Reading text ▸
= Fighting by Southern Federals =

1912 book by Charles Anderson

Fighting by Southern Federals is a 1912 non-fiction book by Charles Carter Anderson published by the Neale Publishing Company.

== Overview ==
Fighting by Southern Federals was the first book written about the titular "Southern Federals," who were Southerners who supported the Union during the American Civil War instead of the Confederate States of America.

== Development ==
Charles Anderson, the book's author, was a trained lawyer who became an amateur historian after retiring from the law. He was a member of the Virginia Historical Society.

=== Publication history ===
Fighting by Southern Federals was published by the Neale Publishing Company in 1912, one of several books relating to the Civil War published that year by Neale.

The book was published under the full title Fighting by Southern Federals, In which the author places the numerical strength of the armies that fought for the Confederacy at approximately 1,000,000 men, and shown that 296,579 white soldiers living in the South, and 137,676 colored soldiers, and approximately 200,000 men living in the North that were born in the South, making 634,255 southern soldiers, fought for the Preservation of the Union. The title was so long that one review described it as giving "so good an idea of the contents of this remarkable book that little more need be said."

== Reception ==
Fighting by Southern Federals was received well in the popular press upon release. The Baltimore Sun praised Anderson's "vivid" descriptions of Civil War battles, while The Courier Journal described him as having made "an interesting contribution to history." A review in The Times-Democrat noted that no book had ever attempted to chart the number of Southerners who fought for the Union and singled out Anderson's listing of individual soldiers and their careers as a point of praise. A similarly positive review was published in The Lexington Herald.

Present-day historians have been more critical. In his 1992 book Lincoln's Loyalists, Richard N. Current heavily criticized Anderson's conclusions, noting that Anderson included Maryland, Kentucky, and Missouri in his data, even though those states never joined the Confederacy. Current's own analysis concluded that only 104,000 Southerners fought for the Union. The book is listed in Robert K. Krick's retrospective on Neale Publishing.

Records ▸
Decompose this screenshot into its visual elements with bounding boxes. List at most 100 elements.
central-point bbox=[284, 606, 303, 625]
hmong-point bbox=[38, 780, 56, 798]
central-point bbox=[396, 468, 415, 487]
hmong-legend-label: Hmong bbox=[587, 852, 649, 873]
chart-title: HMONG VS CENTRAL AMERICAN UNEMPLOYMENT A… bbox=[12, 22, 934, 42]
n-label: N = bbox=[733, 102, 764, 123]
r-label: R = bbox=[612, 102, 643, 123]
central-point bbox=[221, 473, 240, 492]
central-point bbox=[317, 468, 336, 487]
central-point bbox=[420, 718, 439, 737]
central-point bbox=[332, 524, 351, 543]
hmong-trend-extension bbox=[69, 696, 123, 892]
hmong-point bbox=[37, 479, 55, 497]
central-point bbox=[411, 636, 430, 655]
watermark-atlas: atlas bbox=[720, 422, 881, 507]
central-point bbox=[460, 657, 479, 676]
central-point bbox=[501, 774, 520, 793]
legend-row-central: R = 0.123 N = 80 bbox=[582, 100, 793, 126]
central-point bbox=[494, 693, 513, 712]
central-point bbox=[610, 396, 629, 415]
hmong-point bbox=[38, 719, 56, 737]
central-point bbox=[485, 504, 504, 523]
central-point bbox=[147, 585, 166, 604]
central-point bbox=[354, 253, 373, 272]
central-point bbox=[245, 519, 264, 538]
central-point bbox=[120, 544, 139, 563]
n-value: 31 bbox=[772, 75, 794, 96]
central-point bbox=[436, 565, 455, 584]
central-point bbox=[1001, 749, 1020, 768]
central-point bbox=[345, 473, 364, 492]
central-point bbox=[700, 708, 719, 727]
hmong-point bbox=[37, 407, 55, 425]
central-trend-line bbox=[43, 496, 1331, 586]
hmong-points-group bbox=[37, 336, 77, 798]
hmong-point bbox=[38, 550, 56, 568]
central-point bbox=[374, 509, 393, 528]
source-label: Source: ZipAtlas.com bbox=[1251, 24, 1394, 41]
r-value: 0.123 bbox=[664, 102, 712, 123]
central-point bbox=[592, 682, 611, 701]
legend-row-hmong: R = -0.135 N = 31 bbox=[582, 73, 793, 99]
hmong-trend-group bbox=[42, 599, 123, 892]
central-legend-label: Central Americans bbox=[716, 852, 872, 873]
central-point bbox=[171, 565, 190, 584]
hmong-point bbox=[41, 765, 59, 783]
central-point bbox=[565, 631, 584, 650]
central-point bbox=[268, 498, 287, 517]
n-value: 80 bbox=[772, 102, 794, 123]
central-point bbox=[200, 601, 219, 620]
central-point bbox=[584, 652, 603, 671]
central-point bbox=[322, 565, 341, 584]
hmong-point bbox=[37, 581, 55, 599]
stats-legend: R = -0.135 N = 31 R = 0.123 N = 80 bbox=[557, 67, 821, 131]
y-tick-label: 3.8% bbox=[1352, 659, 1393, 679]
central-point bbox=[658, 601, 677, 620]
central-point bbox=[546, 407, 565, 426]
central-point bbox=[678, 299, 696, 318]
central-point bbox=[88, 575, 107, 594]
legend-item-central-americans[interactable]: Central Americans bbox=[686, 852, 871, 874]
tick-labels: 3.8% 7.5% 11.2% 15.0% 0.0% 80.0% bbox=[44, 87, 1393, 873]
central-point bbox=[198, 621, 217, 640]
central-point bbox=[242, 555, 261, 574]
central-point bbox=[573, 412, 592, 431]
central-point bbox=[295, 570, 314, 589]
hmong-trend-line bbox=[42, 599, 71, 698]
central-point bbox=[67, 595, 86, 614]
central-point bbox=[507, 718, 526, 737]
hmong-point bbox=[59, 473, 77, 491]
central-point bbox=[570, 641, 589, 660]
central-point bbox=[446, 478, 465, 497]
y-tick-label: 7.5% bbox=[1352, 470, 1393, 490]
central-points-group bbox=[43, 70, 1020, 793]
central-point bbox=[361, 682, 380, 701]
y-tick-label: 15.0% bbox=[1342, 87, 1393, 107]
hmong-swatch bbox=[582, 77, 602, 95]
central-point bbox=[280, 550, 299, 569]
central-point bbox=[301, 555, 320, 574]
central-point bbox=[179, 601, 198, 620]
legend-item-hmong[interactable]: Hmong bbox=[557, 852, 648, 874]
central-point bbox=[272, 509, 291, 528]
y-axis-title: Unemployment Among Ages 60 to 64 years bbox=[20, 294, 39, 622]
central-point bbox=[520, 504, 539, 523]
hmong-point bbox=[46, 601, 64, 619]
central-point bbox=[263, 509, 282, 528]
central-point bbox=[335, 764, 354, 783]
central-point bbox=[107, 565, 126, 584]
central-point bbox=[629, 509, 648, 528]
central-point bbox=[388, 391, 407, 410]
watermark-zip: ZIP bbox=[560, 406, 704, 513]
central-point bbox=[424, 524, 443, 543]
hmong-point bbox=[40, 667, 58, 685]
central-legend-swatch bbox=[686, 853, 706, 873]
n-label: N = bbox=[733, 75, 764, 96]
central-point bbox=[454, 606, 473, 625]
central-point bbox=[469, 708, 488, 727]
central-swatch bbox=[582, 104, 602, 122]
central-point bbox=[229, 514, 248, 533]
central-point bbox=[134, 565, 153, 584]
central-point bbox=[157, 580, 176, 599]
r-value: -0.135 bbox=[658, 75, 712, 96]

Questions on the material ▸
(1) Copy everything from "Fighting by Southern Federals is" down to "Virginia Historical Society." in the article on Fighting by Southern Federals.
(2) Answer these questions from the article on Fighting by Southern Federals:
(a) Which company published the book?
(b) Which historical society was Charles Anderson a member of?
(c) According to Richard N. Current's analysis, how many Southerners fought for the Union?

Solutions ▸
(1)
Fighting by Southern Federals is a 1912 non-fiction book by Charles Carter Anderson published by the Neale Publishing Company.

== Overview ==
Fighting by Southern Federals was the first book written about the titular "Southern Federals," who were Southerners who supported the Union during the American Civil War instead of the Confederate States of America.

== Development ==
Charles Anderson, the book's author, was a trained lawyer who became an amateur historian after retiring from the law. He was a member of the Virginia Historical Society.

(2)
(a) The Neale Publishing Company
(b) The Virginia Historical Society
(c) 104,000